Figure contents as structured data:
------------
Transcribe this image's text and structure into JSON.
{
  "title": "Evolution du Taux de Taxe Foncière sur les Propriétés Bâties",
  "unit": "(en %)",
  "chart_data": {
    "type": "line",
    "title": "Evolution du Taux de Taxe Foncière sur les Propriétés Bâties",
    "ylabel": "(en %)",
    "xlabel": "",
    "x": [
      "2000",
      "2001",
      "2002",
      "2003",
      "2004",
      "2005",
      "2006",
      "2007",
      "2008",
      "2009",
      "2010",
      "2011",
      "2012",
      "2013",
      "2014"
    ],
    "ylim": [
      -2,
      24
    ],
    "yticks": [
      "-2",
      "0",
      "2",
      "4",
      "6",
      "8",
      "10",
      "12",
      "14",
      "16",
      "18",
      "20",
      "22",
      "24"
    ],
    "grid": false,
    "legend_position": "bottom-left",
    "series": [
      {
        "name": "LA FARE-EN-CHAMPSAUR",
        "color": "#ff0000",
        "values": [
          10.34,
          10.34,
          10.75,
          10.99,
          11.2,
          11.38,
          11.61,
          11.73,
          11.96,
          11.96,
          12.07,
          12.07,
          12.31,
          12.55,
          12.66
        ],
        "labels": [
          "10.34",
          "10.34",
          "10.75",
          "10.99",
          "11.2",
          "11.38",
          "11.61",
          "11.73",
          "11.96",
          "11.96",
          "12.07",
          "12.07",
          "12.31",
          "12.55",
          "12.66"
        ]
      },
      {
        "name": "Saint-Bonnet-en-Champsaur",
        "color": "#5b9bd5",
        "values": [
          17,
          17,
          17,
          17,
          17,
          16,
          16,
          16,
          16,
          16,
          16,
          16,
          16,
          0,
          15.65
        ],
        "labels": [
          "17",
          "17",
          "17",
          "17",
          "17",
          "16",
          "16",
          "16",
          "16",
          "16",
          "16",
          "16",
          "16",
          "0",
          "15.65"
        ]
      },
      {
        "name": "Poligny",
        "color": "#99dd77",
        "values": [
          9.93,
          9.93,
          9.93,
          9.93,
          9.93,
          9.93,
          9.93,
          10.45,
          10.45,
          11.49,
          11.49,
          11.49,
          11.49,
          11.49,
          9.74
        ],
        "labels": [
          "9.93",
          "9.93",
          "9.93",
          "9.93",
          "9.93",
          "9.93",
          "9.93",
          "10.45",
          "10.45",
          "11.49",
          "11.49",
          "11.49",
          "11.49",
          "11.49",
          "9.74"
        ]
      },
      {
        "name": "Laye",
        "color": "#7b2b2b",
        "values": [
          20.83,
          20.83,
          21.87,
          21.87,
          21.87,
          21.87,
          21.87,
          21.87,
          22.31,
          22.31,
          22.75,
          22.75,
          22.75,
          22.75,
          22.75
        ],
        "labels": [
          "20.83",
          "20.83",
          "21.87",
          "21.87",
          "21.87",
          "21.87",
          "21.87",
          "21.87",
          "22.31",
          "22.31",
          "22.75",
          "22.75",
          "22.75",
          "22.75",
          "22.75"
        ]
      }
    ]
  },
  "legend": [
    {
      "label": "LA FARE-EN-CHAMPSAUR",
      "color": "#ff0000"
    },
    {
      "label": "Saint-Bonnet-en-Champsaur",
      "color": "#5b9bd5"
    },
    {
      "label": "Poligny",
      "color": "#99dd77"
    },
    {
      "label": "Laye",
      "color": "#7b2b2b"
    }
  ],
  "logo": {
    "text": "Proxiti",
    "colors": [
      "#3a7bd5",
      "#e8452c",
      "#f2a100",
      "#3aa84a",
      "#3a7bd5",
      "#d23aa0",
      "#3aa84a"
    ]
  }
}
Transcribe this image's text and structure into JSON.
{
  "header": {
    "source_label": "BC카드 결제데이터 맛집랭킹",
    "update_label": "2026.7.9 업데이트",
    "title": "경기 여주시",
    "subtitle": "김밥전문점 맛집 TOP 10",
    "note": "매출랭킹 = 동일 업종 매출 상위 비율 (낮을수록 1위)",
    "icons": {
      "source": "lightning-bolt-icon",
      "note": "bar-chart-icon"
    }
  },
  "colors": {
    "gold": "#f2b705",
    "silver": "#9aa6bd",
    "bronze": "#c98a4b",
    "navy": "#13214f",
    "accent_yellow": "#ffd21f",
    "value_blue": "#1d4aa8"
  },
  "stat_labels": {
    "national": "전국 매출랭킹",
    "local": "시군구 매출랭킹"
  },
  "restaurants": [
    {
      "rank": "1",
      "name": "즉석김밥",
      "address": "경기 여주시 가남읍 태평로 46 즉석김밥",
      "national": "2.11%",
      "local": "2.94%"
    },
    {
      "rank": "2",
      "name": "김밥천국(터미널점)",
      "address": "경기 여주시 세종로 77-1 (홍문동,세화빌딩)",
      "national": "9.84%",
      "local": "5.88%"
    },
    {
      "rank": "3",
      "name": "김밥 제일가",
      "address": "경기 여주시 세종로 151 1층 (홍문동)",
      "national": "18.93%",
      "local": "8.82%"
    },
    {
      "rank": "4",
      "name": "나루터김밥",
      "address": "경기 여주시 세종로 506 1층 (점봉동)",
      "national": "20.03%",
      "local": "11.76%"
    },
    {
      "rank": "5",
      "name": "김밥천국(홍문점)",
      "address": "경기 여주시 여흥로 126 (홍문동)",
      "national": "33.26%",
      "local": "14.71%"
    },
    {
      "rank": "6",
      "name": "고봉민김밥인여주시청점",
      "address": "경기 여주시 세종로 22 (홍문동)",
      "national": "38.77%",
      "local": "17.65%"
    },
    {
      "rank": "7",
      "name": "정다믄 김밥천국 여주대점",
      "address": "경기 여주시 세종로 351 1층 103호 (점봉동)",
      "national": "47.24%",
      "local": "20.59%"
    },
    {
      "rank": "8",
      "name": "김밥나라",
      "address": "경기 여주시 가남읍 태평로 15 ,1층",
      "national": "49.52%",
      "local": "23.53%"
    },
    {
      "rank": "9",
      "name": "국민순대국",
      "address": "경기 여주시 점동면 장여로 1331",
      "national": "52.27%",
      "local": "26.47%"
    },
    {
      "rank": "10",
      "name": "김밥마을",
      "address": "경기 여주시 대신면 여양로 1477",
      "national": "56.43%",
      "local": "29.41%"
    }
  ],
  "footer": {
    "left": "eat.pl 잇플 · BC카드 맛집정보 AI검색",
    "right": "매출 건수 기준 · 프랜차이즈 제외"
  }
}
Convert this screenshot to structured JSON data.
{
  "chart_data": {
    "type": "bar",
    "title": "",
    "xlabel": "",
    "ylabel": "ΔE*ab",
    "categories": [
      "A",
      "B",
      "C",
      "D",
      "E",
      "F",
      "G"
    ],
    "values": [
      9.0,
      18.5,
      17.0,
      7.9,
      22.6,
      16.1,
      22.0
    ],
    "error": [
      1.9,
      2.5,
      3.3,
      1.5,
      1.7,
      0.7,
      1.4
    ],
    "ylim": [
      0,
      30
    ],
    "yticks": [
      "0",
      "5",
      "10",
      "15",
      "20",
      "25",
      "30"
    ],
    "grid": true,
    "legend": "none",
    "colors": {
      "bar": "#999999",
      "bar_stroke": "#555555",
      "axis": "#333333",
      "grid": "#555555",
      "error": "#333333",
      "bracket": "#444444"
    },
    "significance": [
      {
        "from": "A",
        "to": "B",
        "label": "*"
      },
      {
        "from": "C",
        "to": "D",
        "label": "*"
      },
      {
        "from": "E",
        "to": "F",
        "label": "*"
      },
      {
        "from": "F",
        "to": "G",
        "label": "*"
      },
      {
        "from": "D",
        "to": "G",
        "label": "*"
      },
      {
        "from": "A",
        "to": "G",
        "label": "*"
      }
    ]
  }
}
------------
* [WRITTEN INSTRUCTION]
In the records above, how many lines hold the string "Bâties"? Reply with only the number.

* [WRITTEN SOLUTION]
2